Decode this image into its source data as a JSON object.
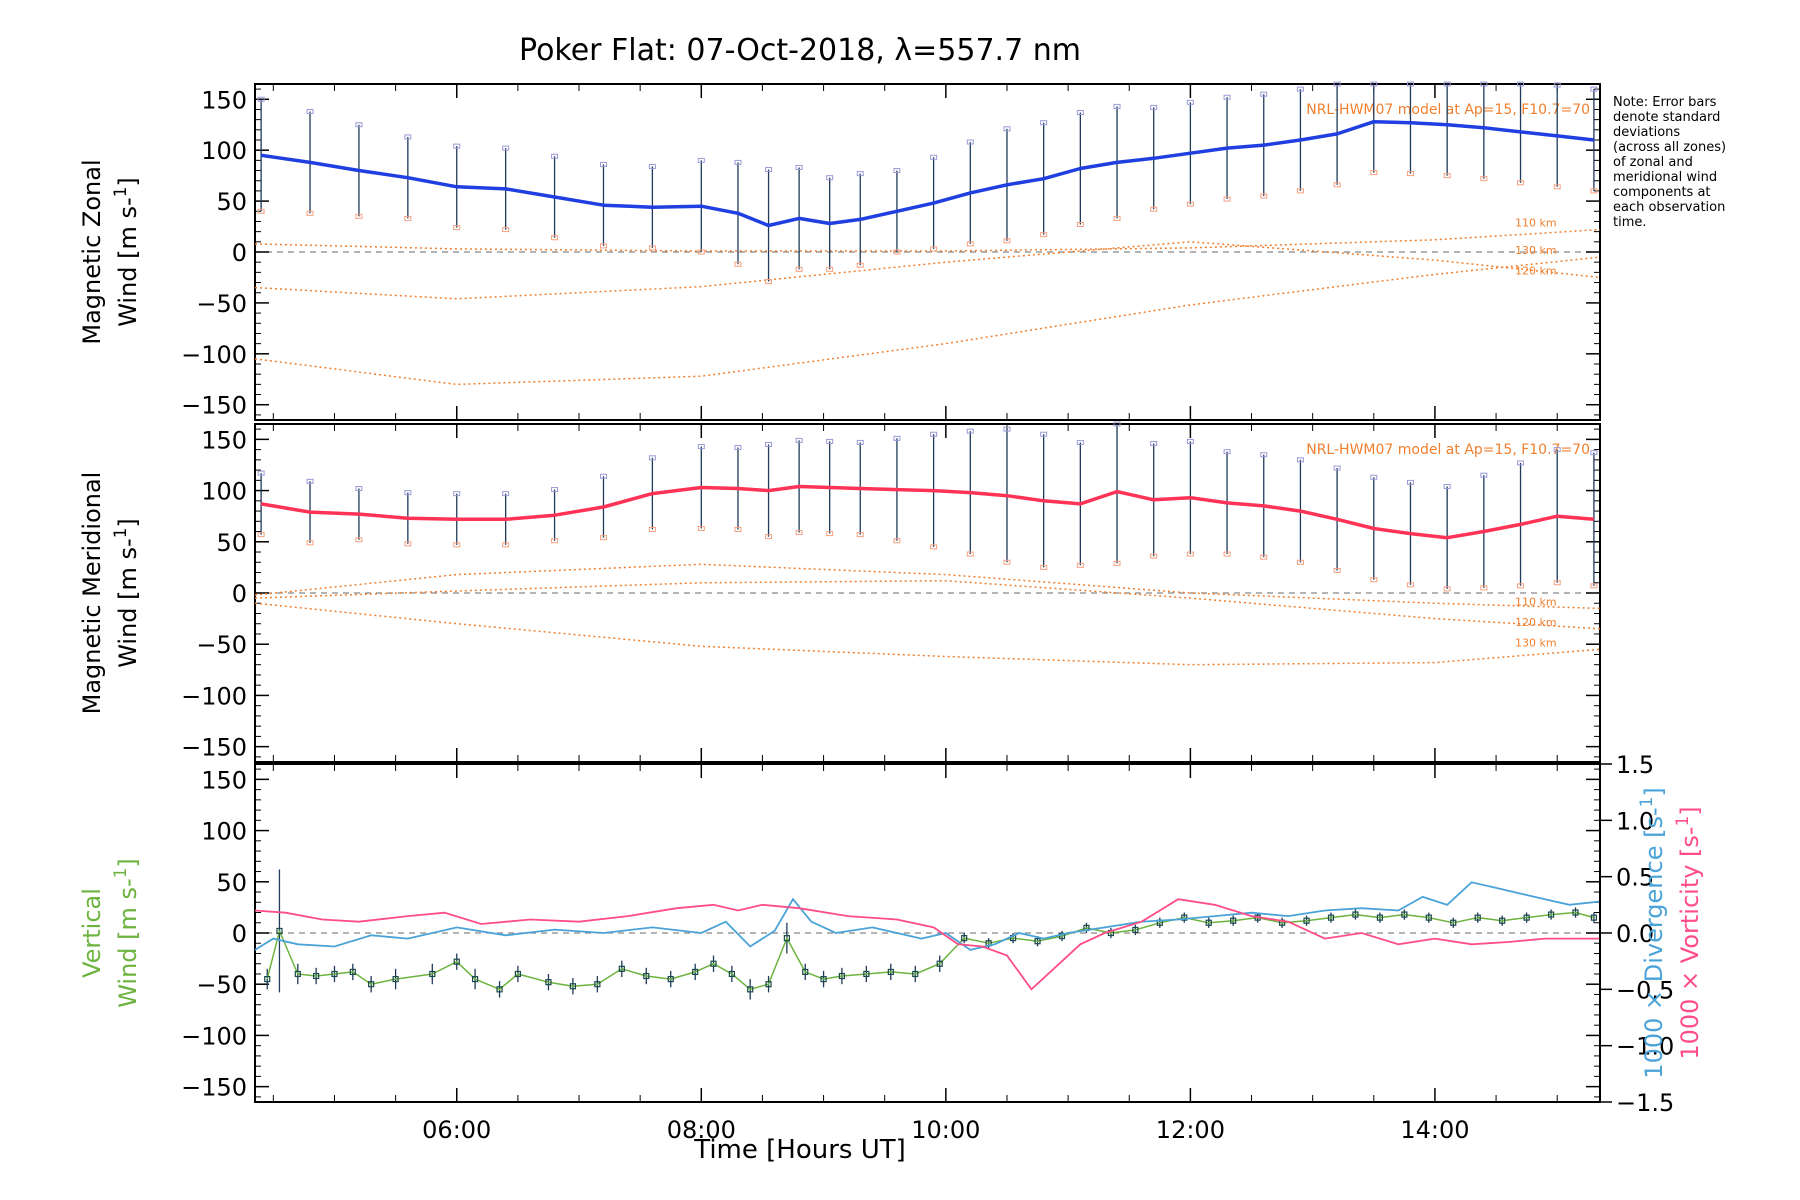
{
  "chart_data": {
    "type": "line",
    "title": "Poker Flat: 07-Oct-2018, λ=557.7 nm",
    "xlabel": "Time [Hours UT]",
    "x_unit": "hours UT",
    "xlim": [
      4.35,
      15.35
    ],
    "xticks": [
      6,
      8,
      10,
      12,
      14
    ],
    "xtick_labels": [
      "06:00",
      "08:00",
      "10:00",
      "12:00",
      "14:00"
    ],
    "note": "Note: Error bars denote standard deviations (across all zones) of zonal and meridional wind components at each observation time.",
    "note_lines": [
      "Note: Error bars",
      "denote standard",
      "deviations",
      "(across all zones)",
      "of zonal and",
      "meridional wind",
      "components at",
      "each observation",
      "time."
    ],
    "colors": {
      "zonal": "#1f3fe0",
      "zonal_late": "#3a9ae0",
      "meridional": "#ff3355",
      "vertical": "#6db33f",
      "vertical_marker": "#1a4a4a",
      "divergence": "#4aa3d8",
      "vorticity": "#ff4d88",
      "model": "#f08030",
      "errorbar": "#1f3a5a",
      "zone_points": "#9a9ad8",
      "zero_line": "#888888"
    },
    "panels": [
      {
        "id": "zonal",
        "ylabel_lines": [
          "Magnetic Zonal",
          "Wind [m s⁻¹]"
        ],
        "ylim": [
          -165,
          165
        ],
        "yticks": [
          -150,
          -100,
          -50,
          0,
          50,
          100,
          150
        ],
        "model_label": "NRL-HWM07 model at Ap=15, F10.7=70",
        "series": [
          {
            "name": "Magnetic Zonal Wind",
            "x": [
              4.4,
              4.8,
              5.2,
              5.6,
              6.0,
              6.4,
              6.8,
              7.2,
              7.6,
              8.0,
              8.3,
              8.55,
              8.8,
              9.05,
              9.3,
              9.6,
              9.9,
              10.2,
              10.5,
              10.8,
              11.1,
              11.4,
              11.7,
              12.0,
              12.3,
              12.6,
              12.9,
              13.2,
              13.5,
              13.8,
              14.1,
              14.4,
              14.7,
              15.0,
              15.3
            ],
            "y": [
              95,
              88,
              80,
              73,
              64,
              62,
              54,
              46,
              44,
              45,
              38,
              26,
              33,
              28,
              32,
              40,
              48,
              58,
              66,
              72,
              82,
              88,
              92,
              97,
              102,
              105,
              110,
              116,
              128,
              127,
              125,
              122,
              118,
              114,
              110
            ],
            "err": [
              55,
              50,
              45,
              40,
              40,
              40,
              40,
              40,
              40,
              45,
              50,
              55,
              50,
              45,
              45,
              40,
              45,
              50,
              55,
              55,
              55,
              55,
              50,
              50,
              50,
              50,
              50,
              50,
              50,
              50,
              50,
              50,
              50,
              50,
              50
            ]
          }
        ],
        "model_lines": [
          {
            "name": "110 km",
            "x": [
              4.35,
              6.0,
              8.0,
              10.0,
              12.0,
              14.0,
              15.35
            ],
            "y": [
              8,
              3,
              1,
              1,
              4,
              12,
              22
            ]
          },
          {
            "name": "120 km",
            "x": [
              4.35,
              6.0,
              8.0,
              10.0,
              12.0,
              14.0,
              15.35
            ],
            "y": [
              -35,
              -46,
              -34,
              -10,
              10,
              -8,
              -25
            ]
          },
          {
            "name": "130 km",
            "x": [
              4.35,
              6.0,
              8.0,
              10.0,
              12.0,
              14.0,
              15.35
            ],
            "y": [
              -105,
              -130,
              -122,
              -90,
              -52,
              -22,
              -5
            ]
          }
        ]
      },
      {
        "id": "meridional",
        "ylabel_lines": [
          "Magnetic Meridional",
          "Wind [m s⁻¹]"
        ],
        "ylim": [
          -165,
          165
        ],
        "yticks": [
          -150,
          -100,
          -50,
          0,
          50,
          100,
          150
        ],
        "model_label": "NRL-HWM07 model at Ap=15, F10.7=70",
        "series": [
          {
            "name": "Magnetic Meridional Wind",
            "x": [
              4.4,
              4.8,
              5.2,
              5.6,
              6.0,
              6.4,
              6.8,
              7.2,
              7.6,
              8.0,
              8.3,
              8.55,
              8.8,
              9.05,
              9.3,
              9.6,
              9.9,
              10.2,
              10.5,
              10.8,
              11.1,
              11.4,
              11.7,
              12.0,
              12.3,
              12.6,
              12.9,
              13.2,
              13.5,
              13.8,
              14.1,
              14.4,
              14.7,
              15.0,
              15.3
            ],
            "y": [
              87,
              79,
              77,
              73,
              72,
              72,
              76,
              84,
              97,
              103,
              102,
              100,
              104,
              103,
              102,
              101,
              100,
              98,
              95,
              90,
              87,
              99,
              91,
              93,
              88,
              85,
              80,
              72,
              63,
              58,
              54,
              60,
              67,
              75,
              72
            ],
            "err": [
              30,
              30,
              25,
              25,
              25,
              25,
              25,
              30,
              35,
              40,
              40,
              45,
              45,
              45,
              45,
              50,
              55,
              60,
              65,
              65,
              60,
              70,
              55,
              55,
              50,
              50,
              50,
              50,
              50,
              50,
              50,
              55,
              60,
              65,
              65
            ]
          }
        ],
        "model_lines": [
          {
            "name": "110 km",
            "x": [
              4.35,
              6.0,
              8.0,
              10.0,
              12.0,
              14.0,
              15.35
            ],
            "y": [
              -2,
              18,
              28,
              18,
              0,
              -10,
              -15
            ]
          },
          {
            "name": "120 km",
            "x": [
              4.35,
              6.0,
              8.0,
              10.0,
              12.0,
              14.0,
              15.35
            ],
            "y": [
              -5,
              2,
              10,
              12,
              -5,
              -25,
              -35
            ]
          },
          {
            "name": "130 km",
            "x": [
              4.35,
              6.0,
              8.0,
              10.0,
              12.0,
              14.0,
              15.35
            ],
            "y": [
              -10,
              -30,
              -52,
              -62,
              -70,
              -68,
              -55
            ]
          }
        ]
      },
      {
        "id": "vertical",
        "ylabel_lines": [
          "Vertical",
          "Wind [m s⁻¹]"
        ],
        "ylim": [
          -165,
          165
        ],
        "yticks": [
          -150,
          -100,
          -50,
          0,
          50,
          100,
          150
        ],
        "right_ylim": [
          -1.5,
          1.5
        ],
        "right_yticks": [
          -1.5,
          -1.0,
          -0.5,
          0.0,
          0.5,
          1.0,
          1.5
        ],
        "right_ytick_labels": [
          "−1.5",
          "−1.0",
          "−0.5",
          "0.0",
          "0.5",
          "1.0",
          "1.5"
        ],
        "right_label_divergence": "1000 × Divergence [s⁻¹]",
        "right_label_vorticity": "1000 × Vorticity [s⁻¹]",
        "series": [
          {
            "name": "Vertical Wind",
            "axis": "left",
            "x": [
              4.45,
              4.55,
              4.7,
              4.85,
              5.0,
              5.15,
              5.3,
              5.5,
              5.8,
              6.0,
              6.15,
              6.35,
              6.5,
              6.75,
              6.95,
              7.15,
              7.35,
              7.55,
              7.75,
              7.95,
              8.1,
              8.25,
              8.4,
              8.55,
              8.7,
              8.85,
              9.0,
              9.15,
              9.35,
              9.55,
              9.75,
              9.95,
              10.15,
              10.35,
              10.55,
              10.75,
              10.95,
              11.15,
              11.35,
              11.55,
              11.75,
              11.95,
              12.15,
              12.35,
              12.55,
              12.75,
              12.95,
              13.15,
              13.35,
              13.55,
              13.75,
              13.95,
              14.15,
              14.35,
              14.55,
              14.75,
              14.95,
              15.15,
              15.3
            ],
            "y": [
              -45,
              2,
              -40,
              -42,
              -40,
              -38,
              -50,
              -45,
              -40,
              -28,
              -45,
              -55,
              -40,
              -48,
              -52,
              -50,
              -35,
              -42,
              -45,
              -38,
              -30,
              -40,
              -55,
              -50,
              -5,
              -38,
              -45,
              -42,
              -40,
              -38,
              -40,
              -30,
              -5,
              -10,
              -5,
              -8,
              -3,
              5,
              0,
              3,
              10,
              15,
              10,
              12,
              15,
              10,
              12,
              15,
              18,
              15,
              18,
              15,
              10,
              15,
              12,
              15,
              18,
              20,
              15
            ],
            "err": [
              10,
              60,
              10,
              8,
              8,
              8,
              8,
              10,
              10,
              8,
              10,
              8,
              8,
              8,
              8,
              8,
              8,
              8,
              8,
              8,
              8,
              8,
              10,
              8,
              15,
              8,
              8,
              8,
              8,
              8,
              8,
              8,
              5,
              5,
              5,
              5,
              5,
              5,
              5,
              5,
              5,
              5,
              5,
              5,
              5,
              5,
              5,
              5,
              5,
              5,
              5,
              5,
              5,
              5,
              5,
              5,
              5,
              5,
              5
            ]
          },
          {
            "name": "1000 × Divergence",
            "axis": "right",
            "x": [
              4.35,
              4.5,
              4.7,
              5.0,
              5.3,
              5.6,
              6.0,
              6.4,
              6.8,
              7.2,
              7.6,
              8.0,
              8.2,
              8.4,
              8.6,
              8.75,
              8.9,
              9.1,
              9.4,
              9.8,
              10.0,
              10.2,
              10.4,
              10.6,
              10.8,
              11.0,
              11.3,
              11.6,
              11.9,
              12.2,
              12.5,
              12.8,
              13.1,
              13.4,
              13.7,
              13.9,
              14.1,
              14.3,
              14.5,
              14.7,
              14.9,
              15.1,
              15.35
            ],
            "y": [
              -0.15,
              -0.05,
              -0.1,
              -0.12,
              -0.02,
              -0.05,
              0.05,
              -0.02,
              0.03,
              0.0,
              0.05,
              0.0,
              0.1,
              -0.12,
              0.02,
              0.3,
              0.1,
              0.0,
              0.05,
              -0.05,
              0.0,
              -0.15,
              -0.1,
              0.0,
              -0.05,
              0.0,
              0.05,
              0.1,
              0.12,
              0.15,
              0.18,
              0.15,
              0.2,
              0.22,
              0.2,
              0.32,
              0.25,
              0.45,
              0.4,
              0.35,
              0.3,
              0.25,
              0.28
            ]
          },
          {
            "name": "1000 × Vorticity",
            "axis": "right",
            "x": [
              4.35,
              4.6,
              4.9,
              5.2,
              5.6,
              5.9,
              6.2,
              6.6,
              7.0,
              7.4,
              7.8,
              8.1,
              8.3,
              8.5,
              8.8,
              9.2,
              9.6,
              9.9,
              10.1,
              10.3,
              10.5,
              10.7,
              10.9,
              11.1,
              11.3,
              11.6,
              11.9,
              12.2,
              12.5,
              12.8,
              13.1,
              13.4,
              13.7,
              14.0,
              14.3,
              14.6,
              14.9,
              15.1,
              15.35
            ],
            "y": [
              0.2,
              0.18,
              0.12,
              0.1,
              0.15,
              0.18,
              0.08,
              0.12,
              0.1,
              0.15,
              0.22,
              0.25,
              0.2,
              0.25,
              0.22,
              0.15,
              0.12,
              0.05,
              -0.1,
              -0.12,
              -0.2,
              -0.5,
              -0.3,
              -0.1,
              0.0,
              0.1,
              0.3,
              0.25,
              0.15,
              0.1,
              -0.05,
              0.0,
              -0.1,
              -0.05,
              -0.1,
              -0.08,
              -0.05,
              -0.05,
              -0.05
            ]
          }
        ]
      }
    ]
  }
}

-.-.-

■ What the exercise asks
Return every line holding the word "each" from the records.

■ Answer for the task
    "note": "Note: Error bars denote standard deviations (across all zones) of zonal and meridional wind components at each observation time.",
      "each observation",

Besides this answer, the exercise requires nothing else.